Task: Return the data exactly, with all pictures removed.
# Start of Record set
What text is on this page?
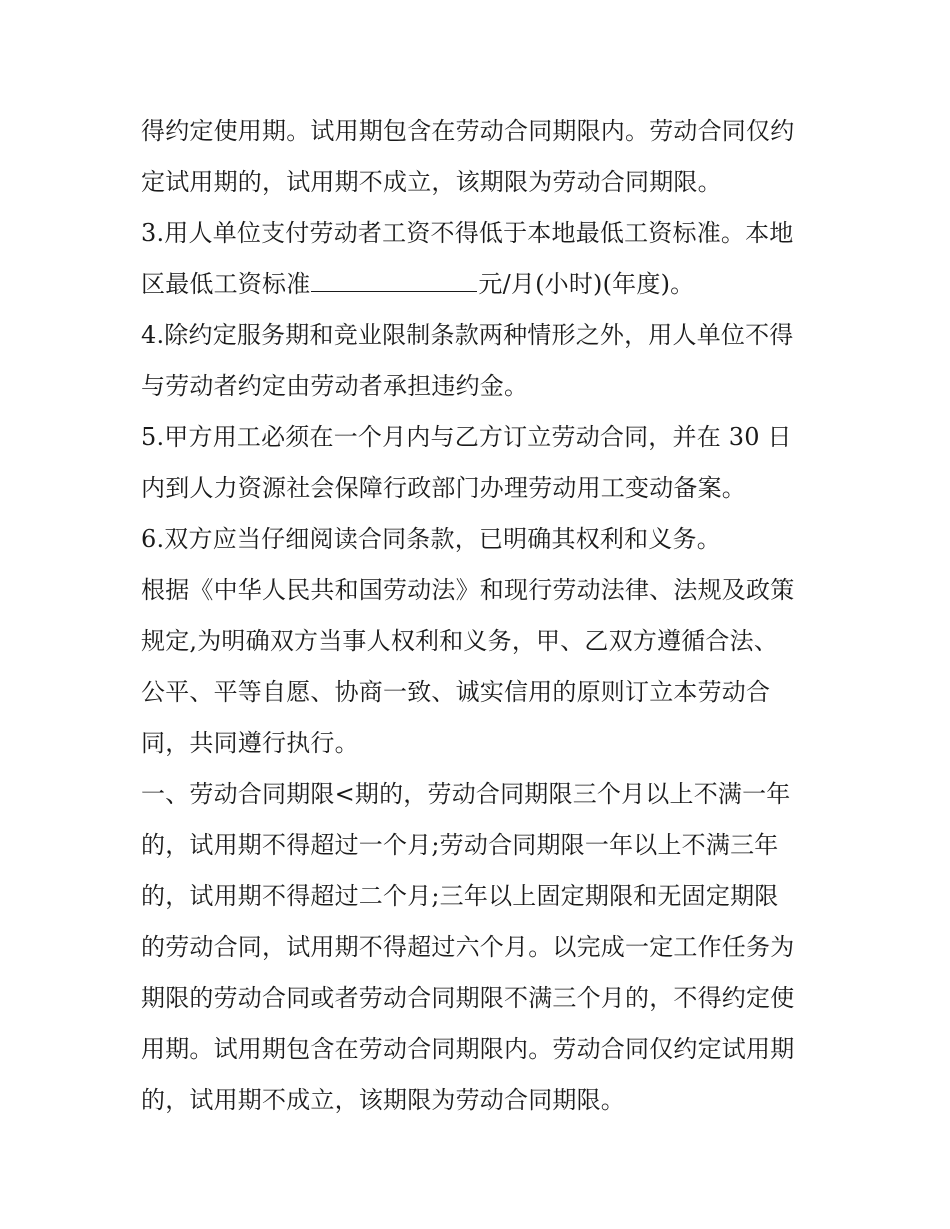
得约定使用期。试用期包含在劳动合同期限内。劳动合同仅约
定试用期的，试用期不成立，该期限为劳动合同期限。
3.用人单位支付劳动者工资不得低于本地最低工资标准。本地
区最低工资标准	元/月(小时)(年度)。
4.除约定服务期和竞业限制条款两种情形之外，用人单位不得
与劳动者约定由劳动者承担违约金。
5.甲方用工必须在一个月内与乙方订立劳动合同，并在 30 日
内到人力资源社会保障行政部门办理劳动用工变动备案。
6.双方应当仔细阅读合同条款，已明确其权利和义务。
根据《中华人民共和国劳动法》和现行劳动法律、法规及政策
规定,为明确双方当事人权利和义务，甲、乙双方遵循合法、
公平、平等自愿、协商一致、诚实信用的原则订立本劳动合
同，共同遵行执行。
一、劳动合同期限<期的，劳动合同期限三个月以上不满一年
的，试用期不得超过一个月;劳动合同期限一年以上不满三年
的，试用期不得超过二个月;三年以上固定期限和无固定期限
的劳动合同，试用期不得超过六个月。以完成一定工作任务为
期限的劳动合同或者劳动合同期限不满三个月的，不得约定使
用期。试用期包含在劳动合同期限内。劳动合同仅约定试用期
的，试用期不成立，该期限为劳动合同期限。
# End of Record set
The answer:
What text is on this page?
得约定使用期。试用期包含在劳动合同期限内。劳动合同仅约
定试用期的，试用期不成立，该期限为劳动合同期限。
3.用人单位支付劳动者工资不得低于本地最低工资标准。本地
区最低工资标准	元/月(小时)(年度)。
4.除约定服务期和竞业限制条款两种情形之外，用人单位不得
与劳动者约定由劳动者承担违约金。
5.甲方用工必须在一个月内与乙方订立劳动合同，并在 30 日
内到人力资源社会保障行政部门办理劳动用工变动备案。
6.双方应当仔细阅读合同条款，已明确其权利和义务。
根据《中华人民共和国劳动法》和现行劳动法律、法规及政策
规定,为明确双方当事人权利和义务，甲、乙双方遵循合法、
公平、平等自愿、协商一致、诚实信用的原则订立本劳动合
同，共同遵行执行。
一、劳动合同期限<期的，劳动合同期限三个月以上不满一年
的，试用期不得超过一个月;劳动合同期限一年以上不满三年
的，试用期不得超过二个月;三年以上固定期限和无固定期限
的劳动合同，试用期不得超过六个月。以完成一定工作任务为
期限的劳动合同或者劳动合同期限不满三个月的，不得约定使
用期。试用期包含在劳动合同期限内。劳动合同仅约定试用期
的，试用期不成立，该期限为劳动合同期限。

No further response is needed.